* Required task:
Reproduce the listing below word for word, with no pictures.

Start Given records

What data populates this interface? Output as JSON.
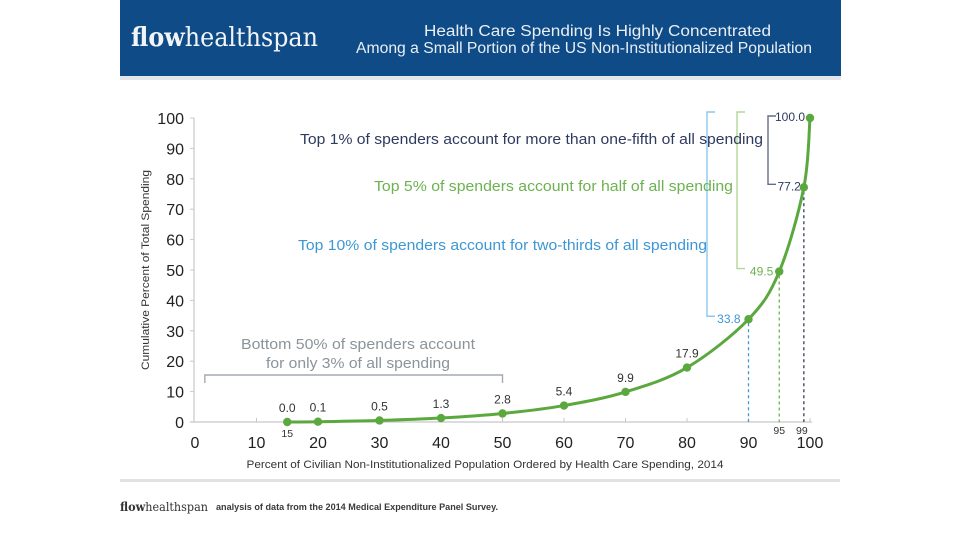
{
  "header": {
    "logo_bold": "flow",
    "logo_light": "healthspan",
    "title_line1": "Health Care Spending Is Highly Concentrated",
    "title_line2": "Among a Small Portion of the US Non-Institutionalized Population"
  },
  "colors": {
    "header_bg": "#0f4c87",
    "header_text": "#e9eef5",
    "curve": "#5aa83e",
    "top1": "#2f3a5f",
    "top5": "#6cb250",
    "top10": "#3d97d5",
    "bottom50": "#8a949b",
    "bracket_top1": "#646c8c",
    "bracket_top5": "#b0d898",
    "bracket_top10": "#8cc8ee",
    "bracket_bottom50": "#a2aab0",
    "axis": "#c8c8c8",
    "tick_text": "#222222"
  },
  "chart_data": {
    "type": "line",
    "title": "Health Care Spending Is Highly Concentrated Among a Small Portion of the US Non-Institutionalized Population",
    "xlabel": "Percent of Civilian Non-Institutionalized Population Ordered by Health Care Spending, 2014",
    "ylabel": "Cumulative Percent of Total Spending",
    "xlim": [
      0,
      100
    ],
    "ylim": [
      0,
      100
    ],
    "xticks": [
      0,
      10,
      20,
      30,
      40,
      50,
      60,
      70,
      80,
      90,
      100
    ],
    "yticks": [
      0,
      10,
      20,
      30,
      40,
      50,
      60,
      70,
      80,
      90,
      100
    ],
    "grid": false,
    "legend": "none",
    "series": [
      {
        "name": "Cumulative Percent of Total Spending",
        "x": [
          15,
          20,
          30,
          40,
          50,
          60,
          70,
          80,
          90,
          95,
          99,
          100
        ],
        "y": [
          0.0,
          0.1,
          0.5,
          1.3,
          2.8,
          5.4,
          9.9,
          17.9,
          33.8,
          49.5,
          77.2,
          100.0
        ],
        "labels": [
          "0.0",
          "0.1",
          "0.5",
          "1.3",
          "2.8",
          "5.4",
          "9.9",
          "17.9",
          "33.8",
          "49.5",
          "77.2",
          "100.0"
        ]
      }
    ],
    "extra_x_labels": [
      {
        "x": 15,
        "label": "15"
      },
      {
        "x": 95,
        "label": "95"
      },
      {
        "x": 99,
        "label": "99"
      }
    ],
    "annotations": [
      {
        "id": "top1",
        "text": "Top 1% of spenders account for more than one-fifth of all spending",
        "from_x": 99,
        "from_y": 77.2,
        "to_y": 100.0
      },
      {
        "id": "top5",
        "text": "Top 5% of spenders account for half of all spending",
        "from_x": 95,
        "from_y": 49.5,
        "to_y": 100.0
      },
      {
        "id": "top10",
        "text": "Top 10% of spenders account for two-thirds of all spending",
        "from_x": 90,
        "from_y": 33.8,
        "to_y": 100.0
      },
      {
        "id": "bottom50",
        "lines": [
          "Bottom 50% of spenders account",
          "for only 3% of all spending"
        ],
        "x_range": [
          0,
          50
        ]
      }
    ]
  },
  "footer": {
    "logo_bold": "flow",
    "logo_light": "healthspan",
    "source": "analysis of data from the 2014 Medical Expenditure Panel Survey."
  }
}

End Given records

* The response:
What data populates this interface? Output as JSON.
{
  "header": {
    "logo_bold": "flow",
    "logo_light": "healthspan",
    "title_line1": "Health Care Spending Is Highly Concentrated",
    "title_line2": "Among a Small Portion of the US Non-Institutionalized Population"
  },
  "colors": {
    "header_bg": "#0f4c87",
    "header_text": "#e9eef5",
    "curve": "#5aa83e",
    "top1": "#2f3a5f",
    "top5": "#6cb250",
    "top10": "#3d97d5",
    "bottom50": "#8a949b",
    "bracket_top1": "#646c8c",
    "bracket_top5": "#b0d898",
    "bracket_top10": "#8cc8ee",
    "bracket_bottom50": "#a2aab0",
    "axis": "#c8c8c8",
    "tick_text": "#222222"
  },
  "chart_data": {
    "type": "line",
    "title": "Health Care Spending Is Highly Concentrated Among a Small Portion of the US Non-Institutionalized Population",
    "xlabel": "Percent of Civilian Non-Institutionalized Population Ordered by Health Care Spending, 2014",
    "ylabel": "Cumulative Percent of Total Spending",
    "xlim": [
      0,
      100
    ],
    "ylim": [
      0,
      100
    ],
    "xticks": [
      0,
      10,
      20,
      30,
      40,
      50,
      60,
      70,
      80,
      90,
      100
    ],
    "yticks": [
      0,
      10,
      20,
      30,
      40,
      50,
      60,
      70,
      80,
      90,
      100
    ],
    "grid": false,
    "legend": "none",
    "series": [
      {
        "name": "Cumulative Percent of Total Spending",
        "x": [
          15,
          20,
          30,
          40,
          50,
          60,
          70,
          80,
          90,
          95,
          99,
          100
        ],
        "y": [
          0.0,
          0.1,
          0.5,
          1.3,
          2.8,
          5.4,
          9.9,
          17.9,
          33.8,
          49.5,
          77.2,
          100.0
        ],
        "labels": [
          "0.0",
          "0.1",
          "0.5",
          "1.3",
          "2.8",
          "5.4",
          "9.9",
          "17.9",
          "33.8",
          "49.5",
          "77.2",
          "100.0"
        ]
      }
    ],
    "extra_x_labels": [
      {
        "x": 15,
        "label": "15"
      },
      {
        "x": 95,
        "label": "95"
      },
      {
        "x": 99,
        "label": "99"
      }
    ],
    "annotations": [
      {
        "id": "top1",
        "text": "Top 1% of spenders account for more than one-fifth of all spending",
        "from_x": 99,
        "from_y": 77.2,
        "to_y": 100.0
      },
      {
        "id": "top5",
        "text": "Top 5% of spenders account for half of all spending",
        "from_x": 95,
        "from_y": 49.5,
        "to_y": 100.0
      },
      {
        "id": "top10",
        "text": "Top 10% of spenders account for two-thirds of all spending",
        "from_x": 90,
        "from_y": 33.8,
        "to_y": 100.0
      },
      {
        "id": "bottom50",
        "lines": [
          "Bottom 50% of spenders account",
          "for only 3% of all spending"
        ],
        "x_range": [
          0,
          50
        ]
      }
    ]
  },
  "footer": {
    "logo_bold": "flow",
    "logo_light": "healthspan",
    "source": "analysis of data from the 2014 Medical Expenditure Panel Survey."
  }
}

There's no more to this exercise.